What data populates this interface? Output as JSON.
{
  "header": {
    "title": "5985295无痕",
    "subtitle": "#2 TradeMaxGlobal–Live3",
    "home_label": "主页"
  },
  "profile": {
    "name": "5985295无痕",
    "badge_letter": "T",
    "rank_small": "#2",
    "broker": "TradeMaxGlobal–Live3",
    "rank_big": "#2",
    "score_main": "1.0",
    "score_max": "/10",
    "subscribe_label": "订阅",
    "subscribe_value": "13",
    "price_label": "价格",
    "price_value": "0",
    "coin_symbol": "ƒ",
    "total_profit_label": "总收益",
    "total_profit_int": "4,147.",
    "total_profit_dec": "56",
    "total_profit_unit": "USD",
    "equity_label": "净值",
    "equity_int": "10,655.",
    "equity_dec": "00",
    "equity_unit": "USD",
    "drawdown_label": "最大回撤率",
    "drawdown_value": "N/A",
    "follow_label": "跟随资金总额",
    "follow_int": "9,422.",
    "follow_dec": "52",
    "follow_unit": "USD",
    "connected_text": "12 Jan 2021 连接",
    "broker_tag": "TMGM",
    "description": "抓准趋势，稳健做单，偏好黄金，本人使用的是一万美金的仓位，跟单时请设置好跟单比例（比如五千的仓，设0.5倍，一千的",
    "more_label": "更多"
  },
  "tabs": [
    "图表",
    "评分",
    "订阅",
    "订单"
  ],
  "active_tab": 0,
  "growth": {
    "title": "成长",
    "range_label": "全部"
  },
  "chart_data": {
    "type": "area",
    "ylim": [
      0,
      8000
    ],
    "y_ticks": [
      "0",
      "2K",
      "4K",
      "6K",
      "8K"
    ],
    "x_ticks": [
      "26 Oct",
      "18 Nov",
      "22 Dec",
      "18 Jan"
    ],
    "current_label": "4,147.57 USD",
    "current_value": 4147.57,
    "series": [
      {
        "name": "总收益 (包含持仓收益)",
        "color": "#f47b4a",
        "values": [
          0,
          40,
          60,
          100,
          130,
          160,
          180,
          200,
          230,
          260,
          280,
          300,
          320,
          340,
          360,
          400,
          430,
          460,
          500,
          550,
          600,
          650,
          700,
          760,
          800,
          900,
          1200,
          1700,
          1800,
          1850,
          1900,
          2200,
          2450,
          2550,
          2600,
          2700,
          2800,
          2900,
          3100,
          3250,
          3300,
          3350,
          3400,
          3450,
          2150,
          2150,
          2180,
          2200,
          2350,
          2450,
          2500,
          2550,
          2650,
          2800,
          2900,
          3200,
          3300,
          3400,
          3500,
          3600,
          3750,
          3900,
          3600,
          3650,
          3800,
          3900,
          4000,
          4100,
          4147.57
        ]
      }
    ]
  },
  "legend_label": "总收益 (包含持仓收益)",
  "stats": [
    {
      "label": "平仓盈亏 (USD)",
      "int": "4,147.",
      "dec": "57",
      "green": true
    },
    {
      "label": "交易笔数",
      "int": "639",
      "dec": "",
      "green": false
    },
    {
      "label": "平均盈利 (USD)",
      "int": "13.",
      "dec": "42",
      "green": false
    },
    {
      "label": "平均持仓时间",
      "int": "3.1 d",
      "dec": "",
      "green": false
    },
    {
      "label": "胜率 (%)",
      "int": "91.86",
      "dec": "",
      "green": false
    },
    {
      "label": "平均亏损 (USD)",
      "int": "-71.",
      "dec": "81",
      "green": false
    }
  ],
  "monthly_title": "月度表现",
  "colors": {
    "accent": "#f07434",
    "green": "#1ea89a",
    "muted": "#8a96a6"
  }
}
——————————
EXERCISE DETAILS » Set down all of the data above, word for word.

EXERCISE OUTPUT »
What data populates this interface? Output as JSON.
{
  "header": {
    "title": "5985295无痕",
    "subtitle": "#2 TradeMaxGlobal–Live3",
    "home_label": "主页"
  },
  "profile": {
    "name": "5985295无痕",
    "badge_letter": "T",
    "rank_small": "#2",
    "broker": "TradeMaxGlobal–Live3",
    "rank_big": "#2",
    "score_main": "1.0",
    "score_max": "/10",
    "subscribe_label": "订阅",
    "subscribe_value": "13",
    "price_label": "价格",
    "price_value": "0",
    "coin_symbol": "ƒ",
    "total_profit_label": "总收益",
    "total_profit_int": "4,147.",
    "total_profit_dec": "56",
    "total_profit_unit": "USD",
    "equity_label": "净值",
    "equity_int": "10,655.",
    "equity_dec": "00",
    "equity_unit": "USD",
    "drawdown_label": "最大回撤率",
    "drawdown_value": "N/A",
    "follow_label": "跟随资金总额",
    "follow_int": "9,422.",
    "follow_dec": "52",
    "follow_unit": "USD",
    "connected_text": "12 Jan 2021 连接",
    "broker_tag": "TMGM",
    "description": "抓准趋势，稳健做单，偏好黄金，本人使用的是一万美金的仓位，跟单时请设置好跟单比例（比如五千的仓，设0.5倍，一千的",
    "more_label": "更多"
  },
  "tabs": [
    "图表",
    "评分",
    "订阅",
    "订单"
  ],
  "active_tab": 0,
  "growth": {
    "title": "成长",
    "range_label": "全部"
  },
  "chart_data": {
    "type": "area",
    "ylim": [
      0,
      8000
    ],
    "y_ticks": [
      "0",
      "2K",
      "4K",
      "6K",
      "8K"
    ],
    "x_ticks": [
      "26 Oct",
      "18 Nov",
      "22 Dec",
      "18 Jan"
    ],
    "current_label": "4,147.57 USD",
    "current_value": 4147.57,
    "series": [
      {
        "name": "总收益 (包含持仓收益)",
        "color": "#f47b4a",
        "values": [
          0,
          40,
          60,
          100,
          130,
          160,
          180,
          200,
          230,
          260,
          280,
          300,
          320,
          340,
          360,
          400,
          430,
          460,
          500,
          550,
          600,
          650,
          700,
          760,
          800,
          900,
          1200,
          1700,
          1800,
          1850,
          1900,
          2200,
          2450,
          2550,
          2600,
          2700,
          2800,
          2900,
          3100,
          3250,
          3300,
          3350,
          3400,
          3450,
          2150,
          2150,
          2180,
          2200,
          2350,
          2450,
          2500,
          2550,
          2650,
          2800,
          2900,
          3200,
          3300,
          3400,
          3500,
          3600,
          3750,
          3900,
          3600,
          3650,
          3800,
          3900,
          4000,
          4100,
          4147.57
        ]
      }
    ]
  },
  "legend_label": "总收益 (包含持仓收益)",
  "stats": [
    {
      "label": "平仓盈亏 (USD)",
      "int": "4,147.",
      "dec": "57",
      "green": true
    },
    {
      "label": "交易笔数",
      "int": "639",
      "dec": "",
      "green": false
    },
    {
      "label": "平均盈利 (USD)",
      "int": "13.",
      "dec": "42",
      "green": false
    },
    {
      "label": "平均持仓时间",
      "int": "3.1 d",
      "dec": "",
      "green": false
    },
    {
      "label": "胜率 (%)",
      "int": "91.86",
      "dec": "",
      "green": false
    },
    {
      "label": "平均亏损 (USD)",
      "int": "-71.",
      "dec": "81",
      "green": false
    }
  ],
  "monthly_title": "月度表现",
  "colors": {
    "accent": "#f07434",
    "green": "#1ea89a",
    "muted": "#8a96a6"
  }
}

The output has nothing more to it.